EXERCISE TASK: Please copy all the lines that follow, word for word.

INFORMATION PROVIDED:
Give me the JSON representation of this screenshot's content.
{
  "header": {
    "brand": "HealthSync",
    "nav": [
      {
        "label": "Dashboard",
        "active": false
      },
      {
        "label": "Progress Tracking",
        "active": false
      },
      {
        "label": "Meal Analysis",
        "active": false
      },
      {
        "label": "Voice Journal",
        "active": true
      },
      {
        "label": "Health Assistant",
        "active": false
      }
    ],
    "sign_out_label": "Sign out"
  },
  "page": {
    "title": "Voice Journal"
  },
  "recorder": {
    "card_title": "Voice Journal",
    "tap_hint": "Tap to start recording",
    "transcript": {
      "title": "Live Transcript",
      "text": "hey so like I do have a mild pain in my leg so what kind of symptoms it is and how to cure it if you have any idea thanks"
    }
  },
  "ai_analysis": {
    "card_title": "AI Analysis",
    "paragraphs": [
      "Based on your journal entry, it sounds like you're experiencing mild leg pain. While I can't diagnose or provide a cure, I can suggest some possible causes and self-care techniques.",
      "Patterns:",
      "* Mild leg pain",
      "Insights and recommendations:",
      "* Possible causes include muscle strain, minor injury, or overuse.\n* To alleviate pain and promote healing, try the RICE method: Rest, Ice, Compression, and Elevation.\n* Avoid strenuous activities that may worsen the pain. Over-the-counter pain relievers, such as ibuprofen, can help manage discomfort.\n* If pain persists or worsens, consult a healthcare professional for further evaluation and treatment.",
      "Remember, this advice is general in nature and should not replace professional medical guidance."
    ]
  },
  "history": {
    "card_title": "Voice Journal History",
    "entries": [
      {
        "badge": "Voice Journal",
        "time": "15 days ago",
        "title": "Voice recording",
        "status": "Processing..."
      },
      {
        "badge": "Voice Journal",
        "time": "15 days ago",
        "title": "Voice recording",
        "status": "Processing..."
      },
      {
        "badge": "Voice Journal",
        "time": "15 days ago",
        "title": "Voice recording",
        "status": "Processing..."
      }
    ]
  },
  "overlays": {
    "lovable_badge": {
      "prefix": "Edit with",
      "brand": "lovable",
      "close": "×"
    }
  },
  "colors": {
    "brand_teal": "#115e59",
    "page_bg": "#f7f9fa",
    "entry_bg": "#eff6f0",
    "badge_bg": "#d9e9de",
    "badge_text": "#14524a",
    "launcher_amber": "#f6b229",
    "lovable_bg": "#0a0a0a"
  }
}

RESPONSE TO THIS EXERCISE:
Give me the JSON representation of this screenshot's content.
{
  "header": {
    "brand": "HealthSync",
    "nav": [
      {
        "label": "Dashboard",
        "active": false
      },
      {
        "label": "Progress Tracking",
        "active": false
      },
      {
        "label": "Meal Analysis",
        "active": false
      },
      {
        "label": "Voice Journal",
        "active": true
      },
      {
        "label": "Health Assistant",
        "active": false
      }
    ],
    "sign_out_label": "Sign out"
  },
  "page": {
    "title": "Voice Journal"
  },
  "recorder": {
    "card_title": "Voice Journal",
    "tap_hint": "Tap to start recording",
    "transcript": {
      "title": "Live Transcript",
      "text": "hey so like I do have a mild pain in my leg so what kind of symptoms it is and how to cure it if you have any idea thanks"
    }
  },
  "ai_analysis": {
    "card_title": "AI Analysis",
    "paragraphs": [
      "Based on your journal entry, it sounds like you're experiencing mild leg pain. While I can't diagnose or provide a cure, I can suggest some possible causes and self-care techniques.",
      "Patterns:",
      "* Mild leg pain",
      "Insights and recommendations:",
      "* Possible causes include muscle strain, minor injury, or overuse.\n* To alleviate pain and promote healing, try the RICE method: Rest, Ice, Compression, and Elevation.\n* Avoid strenuous activities that may worsen the pain. Over-the-counter pain relievers, such as ibuprofen, can help manage discomfort.\n* If pain persists or worsens, consult a healthcare professional for further evaluation and treatment.",
      "Remember, this advice is general in nature and should not replace professional medical guidance."
    ]
  },
  "history": {
    "card_title": "Voice Journal History",
    "entries": [
      {
        "badge": "Voice Journal",
        "time": "15 days ago",
        "title": "Voice recording",
        "status": "Processing..."
      },
      {
        "badge": "Voice Journal",
        "time": "15 days ago",
        "title": "Voice recording",
        "status": "Processing..."
      },
      {
        "badge": "Voice Journal",
        "time": "15 days ago",
        "title": "Voice recording",
        "status": "Processing..."
      }
    ]
  },
  "overlays": {
    "lovable_badge": {
      "prefix": "Edit with",
      "brand": "lovable",
      "close": "×"
    }
  },
  "colors": {
    "brand_teal": "#115e59",
    "page_bg": "#f7f9fa",
    "entry_bg": "#eff6f0",
    "badge_bg": "#d9e9de",
    "badge_text": "#14524a",
    "launcher_amber": "#f6b229",
    "lovable_bg": "#0a0a0a"
  }
}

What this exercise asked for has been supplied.